Every line of the listing must be reproduced as it stands. Leave the images behind.

____ Data records

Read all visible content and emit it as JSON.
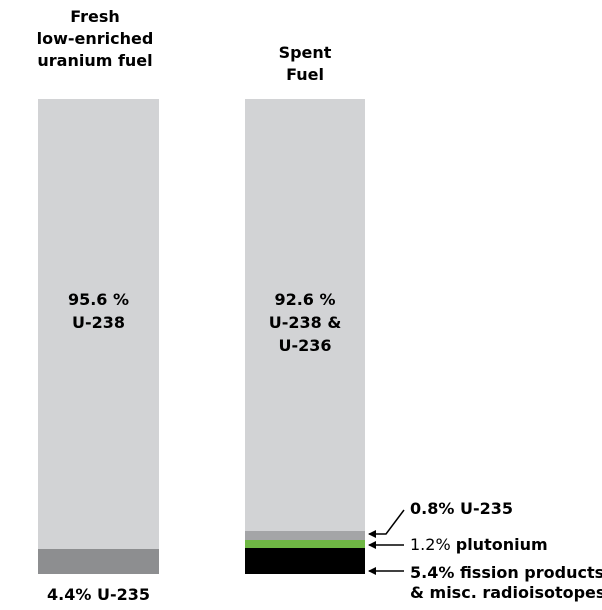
{
  "bar1": {
    "title_lines": [
      "Fresh",
      "low-enriched",
      "uranium fuel"
    ],
    "main_label_lines": [
      "95.6 %",
      "U-238"
    ],
    "bottom_label": "4.4% U-235"
  },
  "bar2": {
    "title_lines": [
      "Spent",
      "Fuel"
    ],
    "main_label_lines": [
      "92.6 %",
      "U-238 &",
      "U-236"
    ],
    "callouts": {
      "u235": "0.8% U-235",
      "plutonium_prefix": "1.2% ",
      "plutonium_word": "plutonium",
      "fission_line1": "5.4% fission products",
      "fission_line2": "& misc. radioisotopes"
    }
  },
  "chart_data": {
    "type": "bar",
    "categories": [
      "Fresh low-enriched uranium fuel",
      "Spent Fuel"
    ],
    "unit": "%",
    "series": [
      {
        "name": "U-238",
        "values": [
          95.6,
          null
        ]
      },
      {
        "name": "U-238 & U-236",
        "values": [
          null,
          92.6
        ]
      },
      {
        "name": "U-235",
        "values": [
          4.4,
          0.8
        ]
      },
      {
        "name": "plutonium",
        "values": [
          null,
          1.2
        ]
      },
      {
        "name": "fission products & misc. radioisotopes",
        "values": [
          null,
          5.4
        ]
      }
    ]
  },
  "colors": {
    "uranium_main": "#d2d3d5",
    "u235": "#8d8e90",
    "u235_spent": "#a4a5a7",
    "plutonium": "#6fb744",
    "fission": "#000000"
  }
}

________

**Answer to this task**
Read all visible content and emit it as JSON.
{
  "bar1": {
    "title_lines": [
      "Fresh",
      "low-enriched",
      "uranium fuel"
    ],
    "main_label_lines": [
      "95.6 %",
      "U-238"
    ],
    "bottom_label": "4.4% U-235"
  },
  "bar2": {
    "title_lines": [
      "Spent",
      "Fuel"
    ],
    "main_label_lines": [
      "92.6 %",
      "U-238 &",
      "U-236"
    ],
    "callouts": {
      "u235": "0.8% U-235",
      "plutonium_prefix": "1.2% ",
      "plutonium_word": "plutonium",
      "fission_line1": "5.4% fission products",
      "fission_line2": "& misc. radioisotopes"
    }
  },
  "chart_data": {
    "type": "bar",
    "categories": [
      "Fresh low-enriched uranium fuel",
      "Spent Fuel"
    ],
    "unit": "%",
    "series": [
      {
        "name": "U-238",
        "values": [
          95.6,
          null
        ]
      },
      {
        "name": "U-238 & U-236",
        "values": [
          null,
          92.6
        ]
      },
      {
        "name": "U-235",
        "values": [
          4.4,
          0.8
        ]
      },
      {
        "name": "plutonium",
        "values": [
          null,
          1.2
        ]
      },
      {
        "name": "fission products & misc. radioisotopes",
        "values": [
          null,
          5.4
        ]
      }
    ]
  },
  "colors": {
    "uranium_main": "#d2d3d5",
    "u235": "#8d8e90",
    "u235_spent": "#a4a5a7",
    "plutonium": "#6fb744",
    "fission": "#000000"
  }
}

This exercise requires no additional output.